• _Written request_: Reproduce the records word for word, from the first line up to and including the line with "vector-head [622,537,635,549]".
»»
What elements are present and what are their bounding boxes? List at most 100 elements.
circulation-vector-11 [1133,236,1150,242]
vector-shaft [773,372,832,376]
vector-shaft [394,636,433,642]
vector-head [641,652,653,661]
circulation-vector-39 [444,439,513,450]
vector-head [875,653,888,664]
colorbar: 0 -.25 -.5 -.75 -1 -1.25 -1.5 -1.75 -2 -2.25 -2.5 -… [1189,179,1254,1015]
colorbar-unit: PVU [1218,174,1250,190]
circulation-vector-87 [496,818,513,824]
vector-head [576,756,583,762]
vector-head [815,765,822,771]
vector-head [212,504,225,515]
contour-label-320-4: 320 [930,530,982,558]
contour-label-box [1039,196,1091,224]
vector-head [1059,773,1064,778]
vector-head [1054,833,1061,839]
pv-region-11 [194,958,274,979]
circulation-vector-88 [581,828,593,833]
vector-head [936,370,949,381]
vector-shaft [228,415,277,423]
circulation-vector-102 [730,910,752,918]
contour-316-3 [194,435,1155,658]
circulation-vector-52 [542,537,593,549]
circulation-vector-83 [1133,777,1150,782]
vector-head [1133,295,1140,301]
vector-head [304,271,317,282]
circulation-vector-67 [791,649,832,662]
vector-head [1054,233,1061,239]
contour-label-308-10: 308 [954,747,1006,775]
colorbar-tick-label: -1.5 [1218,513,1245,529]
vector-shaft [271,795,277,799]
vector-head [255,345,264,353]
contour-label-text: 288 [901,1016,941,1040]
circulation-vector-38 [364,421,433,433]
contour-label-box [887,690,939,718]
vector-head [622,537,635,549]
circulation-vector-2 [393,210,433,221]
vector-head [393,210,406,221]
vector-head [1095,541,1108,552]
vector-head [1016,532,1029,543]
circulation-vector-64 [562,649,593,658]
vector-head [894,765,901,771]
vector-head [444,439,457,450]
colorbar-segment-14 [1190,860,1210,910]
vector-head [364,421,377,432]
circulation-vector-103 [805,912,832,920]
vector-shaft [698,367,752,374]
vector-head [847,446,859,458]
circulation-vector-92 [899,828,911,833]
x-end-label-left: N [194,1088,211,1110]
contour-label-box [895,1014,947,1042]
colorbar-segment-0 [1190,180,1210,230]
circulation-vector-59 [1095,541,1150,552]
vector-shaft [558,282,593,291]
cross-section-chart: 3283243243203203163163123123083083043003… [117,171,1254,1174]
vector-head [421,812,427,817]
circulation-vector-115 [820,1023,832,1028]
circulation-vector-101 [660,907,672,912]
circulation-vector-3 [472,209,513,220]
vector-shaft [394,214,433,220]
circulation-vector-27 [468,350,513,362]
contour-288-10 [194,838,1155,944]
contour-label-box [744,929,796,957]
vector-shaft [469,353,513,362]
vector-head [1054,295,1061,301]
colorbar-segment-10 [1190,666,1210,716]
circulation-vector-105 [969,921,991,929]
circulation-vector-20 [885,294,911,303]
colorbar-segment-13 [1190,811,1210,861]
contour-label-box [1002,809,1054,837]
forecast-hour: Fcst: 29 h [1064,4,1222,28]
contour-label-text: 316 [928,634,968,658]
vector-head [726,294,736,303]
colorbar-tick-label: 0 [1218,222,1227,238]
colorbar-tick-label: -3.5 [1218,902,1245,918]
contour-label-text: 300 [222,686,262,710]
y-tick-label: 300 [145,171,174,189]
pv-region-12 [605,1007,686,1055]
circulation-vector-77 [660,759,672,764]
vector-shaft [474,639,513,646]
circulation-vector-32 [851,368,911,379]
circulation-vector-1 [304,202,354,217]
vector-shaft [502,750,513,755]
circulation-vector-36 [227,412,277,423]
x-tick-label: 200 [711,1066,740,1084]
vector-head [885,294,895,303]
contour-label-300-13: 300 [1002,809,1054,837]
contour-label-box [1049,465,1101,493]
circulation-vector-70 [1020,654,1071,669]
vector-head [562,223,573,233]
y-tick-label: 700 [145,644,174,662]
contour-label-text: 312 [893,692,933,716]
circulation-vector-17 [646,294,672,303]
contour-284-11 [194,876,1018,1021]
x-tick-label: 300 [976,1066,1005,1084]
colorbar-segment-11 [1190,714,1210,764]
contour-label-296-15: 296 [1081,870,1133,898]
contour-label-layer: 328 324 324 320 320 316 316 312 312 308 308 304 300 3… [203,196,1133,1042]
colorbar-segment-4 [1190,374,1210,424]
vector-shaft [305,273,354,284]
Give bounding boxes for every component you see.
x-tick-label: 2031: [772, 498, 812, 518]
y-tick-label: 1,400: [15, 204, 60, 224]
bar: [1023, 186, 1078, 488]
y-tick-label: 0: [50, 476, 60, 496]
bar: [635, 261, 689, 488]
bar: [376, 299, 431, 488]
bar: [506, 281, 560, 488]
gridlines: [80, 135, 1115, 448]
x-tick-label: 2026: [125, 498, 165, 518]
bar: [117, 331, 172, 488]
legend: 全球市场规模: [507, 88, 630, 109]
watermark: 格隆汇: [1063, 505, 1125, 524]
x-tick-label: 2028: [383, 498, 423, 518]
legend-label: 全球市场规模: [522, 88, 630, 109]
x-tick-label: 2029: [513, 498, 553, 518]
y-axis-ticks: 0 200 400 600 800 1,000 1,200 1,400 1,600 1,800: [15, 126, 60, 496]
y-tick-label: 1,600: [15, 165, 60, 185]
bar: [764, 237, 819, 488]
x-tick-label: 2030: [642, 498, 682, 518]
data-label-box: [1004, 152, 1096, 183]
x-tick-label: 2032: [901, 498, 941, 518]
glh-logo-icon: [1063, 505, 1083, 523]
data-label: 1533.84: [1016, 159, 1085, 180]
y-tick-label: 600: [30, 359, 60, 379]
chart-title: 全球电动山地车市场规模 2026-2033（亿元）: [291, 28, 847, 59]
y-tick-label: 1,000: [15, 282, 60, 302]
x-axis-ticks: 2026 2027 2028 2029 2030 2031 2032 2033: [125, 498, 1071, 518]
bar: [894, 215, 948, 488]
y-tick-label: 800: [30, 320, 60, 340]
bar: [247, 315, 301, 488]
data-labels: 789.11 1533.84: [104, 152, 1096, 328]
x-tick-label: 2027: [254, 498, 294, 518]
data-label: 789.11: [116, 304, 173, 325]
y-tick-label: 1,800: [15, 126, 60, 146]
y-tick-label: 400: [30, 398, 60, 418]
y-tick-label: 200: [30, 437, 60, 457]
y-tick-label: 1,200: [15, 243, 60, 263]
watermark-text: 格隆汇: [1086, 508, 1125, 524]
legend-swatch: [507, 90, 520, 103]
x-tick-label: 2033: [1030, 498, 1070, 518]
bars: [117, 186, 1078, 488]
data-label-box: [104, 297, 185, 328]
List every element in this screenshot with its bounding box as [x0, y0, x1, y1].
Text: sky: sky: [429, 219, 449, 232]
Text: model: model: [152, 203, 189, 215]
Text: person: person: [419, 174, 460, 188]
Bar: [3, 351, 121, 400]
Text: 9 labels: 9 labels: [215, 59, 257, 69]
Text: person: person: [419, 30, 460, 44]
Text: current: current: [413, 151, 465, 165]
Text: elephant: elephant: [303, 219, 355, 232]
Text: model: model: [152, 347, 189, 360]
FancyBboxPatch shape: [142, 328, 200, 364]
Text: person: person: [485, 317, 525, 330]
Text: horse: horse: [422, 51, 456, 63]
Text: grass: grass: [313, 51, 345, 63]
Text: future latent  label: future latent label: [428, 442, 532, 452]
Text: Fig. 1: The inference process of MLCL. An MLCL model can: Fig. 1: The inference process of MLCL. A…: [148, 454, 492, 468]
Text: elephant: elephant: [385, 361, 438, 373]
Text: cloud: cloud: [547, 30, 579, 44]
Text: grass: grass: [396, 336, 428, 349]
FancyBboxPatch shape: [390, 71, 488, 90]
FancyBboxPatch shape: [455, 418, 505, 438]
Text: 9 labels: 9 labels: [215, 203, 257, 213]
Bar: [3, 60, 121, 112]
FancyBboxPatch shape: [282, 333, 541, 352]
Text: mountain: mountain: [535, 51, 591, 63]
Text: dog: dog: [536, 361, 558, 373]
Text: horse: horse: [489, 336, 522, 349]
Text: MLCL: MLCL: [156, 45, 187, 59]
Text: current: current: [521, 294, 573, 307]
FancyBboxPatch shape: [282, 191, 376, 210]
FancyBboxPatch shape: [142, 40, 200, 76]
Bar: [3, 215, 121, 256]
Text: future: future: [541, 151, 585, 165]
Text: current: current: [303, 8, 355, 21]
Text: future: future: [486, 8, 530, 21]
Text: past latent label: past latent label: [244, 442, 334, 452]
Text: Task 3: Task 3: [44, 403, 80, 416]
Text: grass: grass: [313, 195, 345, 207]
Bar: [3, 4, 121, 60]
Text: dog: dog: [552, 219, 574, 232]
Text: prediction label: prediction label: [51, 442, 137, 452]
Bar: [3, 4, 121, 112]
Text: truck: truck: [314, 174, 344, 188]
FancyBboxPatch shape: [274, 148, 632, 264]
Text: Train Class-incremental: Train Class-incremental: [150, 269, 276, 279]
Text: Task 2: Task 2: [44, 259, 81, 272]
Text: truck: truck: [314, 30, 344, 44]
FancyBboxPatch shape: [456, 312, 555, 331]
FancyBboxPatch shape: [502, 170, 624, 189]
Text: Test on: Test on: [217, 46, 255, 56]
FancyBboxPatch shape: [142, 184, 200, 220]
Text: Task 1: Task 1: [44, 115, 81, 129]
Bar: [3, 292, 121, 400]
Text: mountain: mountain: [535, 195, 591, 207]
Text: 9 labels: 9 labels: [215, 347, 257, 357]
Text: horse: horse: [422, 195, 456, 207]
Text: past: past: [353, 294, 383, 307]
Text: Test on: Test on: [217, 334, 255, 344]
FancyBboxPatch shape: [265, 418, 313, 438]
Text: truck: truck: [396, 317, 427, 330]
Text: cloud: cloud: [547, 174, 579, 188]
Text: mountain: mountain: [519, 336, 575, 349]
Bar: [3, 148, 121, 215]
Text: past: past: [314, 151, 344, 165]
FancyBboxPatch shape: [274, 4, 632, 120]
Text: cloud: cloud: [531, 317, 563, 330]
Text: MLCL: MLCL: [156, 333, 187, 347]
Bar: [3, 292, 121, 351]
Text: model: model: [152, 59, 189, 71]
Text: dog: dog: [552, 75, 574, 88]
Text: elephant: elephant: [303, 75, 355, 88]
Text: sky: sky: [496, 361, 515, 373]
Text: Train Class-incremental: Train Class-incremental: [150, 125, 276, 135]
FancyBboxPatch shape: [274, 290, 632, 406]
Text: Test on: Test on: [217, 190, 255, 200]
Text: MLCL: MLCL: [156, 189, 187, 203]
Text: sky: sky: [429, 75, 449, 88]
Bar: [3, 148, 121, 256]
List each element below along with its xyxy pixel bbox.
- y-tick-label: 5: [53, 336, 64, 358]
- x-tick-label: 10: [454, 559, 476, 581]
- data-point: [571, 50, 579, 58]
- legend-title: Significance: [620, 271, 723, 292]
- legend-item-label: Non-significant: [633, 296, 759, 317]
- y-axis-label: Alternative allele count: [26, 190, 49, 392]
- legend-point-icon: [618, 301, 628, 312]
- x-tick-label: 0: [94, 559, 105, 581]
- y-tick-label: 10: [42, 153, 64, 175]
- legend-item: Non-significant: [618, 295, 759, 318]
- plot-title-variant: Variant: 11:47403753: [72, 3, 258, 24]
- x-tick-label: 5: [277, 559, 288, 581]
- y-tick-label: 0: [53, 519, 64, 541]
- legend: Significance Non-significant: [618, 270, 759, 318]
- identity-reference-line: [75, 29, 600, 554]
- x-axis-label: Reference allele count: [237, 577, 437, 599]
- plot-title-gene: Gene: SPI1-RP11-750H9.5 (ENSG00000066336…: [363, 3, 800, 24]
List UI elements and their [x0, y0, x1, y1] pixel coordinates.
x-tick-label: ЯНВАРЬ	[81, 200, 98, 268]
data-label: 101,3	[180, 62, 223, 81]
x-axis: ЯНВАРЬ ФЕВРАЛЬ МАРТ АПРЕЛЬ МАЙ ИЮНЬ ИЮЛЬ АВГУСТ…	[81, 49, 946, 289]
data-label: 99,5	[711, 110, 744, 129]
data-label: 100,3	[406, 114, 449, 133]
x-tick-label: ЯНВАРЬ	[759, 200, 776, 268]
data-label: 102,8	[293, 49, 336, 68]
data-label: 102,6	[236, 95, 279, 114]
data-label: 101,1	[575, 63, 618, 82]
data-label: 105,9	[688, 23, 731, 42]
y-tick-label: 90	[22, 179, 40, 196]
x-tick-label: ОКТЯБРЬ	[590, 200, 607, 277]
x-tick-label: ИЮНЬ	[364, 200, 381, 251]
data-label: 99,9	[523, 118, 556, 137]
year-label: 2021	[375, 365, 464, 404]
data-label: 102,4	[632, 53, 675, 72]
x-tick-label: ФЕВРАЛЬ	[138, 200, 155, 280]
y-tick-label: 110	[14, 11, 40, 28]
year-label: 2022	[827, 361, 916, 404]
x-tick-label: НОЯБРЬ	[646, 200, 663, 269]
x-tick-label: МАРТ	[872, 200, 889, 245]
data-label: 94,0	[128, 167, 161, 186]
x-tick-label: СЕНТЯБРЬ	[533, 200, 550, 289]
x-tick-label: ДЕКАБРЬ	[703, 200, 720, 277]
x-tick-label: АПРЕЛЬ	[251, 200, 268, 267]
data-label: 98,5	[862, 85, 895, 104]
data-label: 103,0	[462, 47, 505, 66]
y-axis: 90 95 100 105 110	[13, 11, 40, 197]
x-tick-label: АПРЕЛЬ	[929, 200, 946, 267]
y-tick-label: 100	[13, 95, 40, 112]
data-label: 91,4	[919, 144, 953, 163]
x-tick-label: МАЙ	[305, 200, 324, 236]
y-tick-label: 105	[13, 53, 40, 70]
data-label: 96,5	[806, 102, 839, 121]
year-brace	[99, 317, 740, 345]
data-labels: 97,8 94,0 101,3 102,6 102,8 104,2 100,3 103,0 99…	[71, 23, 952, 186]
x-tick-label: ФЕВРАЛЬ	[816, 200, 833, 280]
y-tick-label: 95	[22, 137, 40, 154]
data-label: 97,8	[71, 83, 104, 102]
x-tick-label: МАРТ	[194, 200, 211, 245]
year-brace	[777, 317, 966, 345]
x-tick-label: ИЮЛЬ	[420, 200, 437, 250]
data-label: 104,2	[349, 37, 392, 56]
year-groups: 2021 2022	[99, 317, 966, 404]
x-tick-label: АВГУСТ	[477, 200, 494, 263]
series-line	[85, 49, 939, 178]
««
• _Written response_:
What elements are present and what are their bounding boxes? List at most 100 elements.
circulation-vector-11 [1133,236,1150,242]
vector-shaft [773,372,832,376]
vector-shaft [394,636,433,642]
vector-head [641,652,653,661]
circulation-vector-39 [444,439,513,450]
vector-head [875,653,888,664]
colorbar: 0 -.25 -.5 -.75 -1 -1.25 -1.5 -1.75 -2 -2.25 -2.5 -… [1189,179,1254,1015]
colorbar-unit: PVU [1218,174,1250,190]
circulation-vector-87 [496,818,513,824]
vector-head [576,756,583,762]
vector-head [815,765,822,771]
vector-head [212,504,225,515]
contour-label-320-4: 320 [930,530,982,558]
contour-label-box [1039,196,1091,224]
vector-head [1059,773,1064,778]
vector-head [1054,833,1061,839]
pv-region-11 [194,958,274,979]
circulation-vector-88 [581,828,593,833]
vector-head [936,370,949,381]
vector-shaft [228,415,277,423]
circulation-vector-102 [730,910,752,918]
contour-316-3 [194,435,1155,658]
circulation-vector-52 [542,537,593,549]
circulation-vector-83 [1133,777,1150,782]
vector-head [1133,295,1140,301]
vector-head [304,271,317,282]
circulation-vector-67 [791,649,832,662]
vector-head [1054,233,1061,239]
contour-label-308-10: 308 [954,747,1006,775]
colorbar-tick-label: -1.5 [1218,513,1245,529]
vector-shaft [271,795,277,799]
vector-head [255,345,264,353]
contour-label-text: 288 [901,1016,941,1040]
circulation-vector-38 [364,421,433,433]
contour-label-box [887,690,939,718]
vector-head [622,537,635,549]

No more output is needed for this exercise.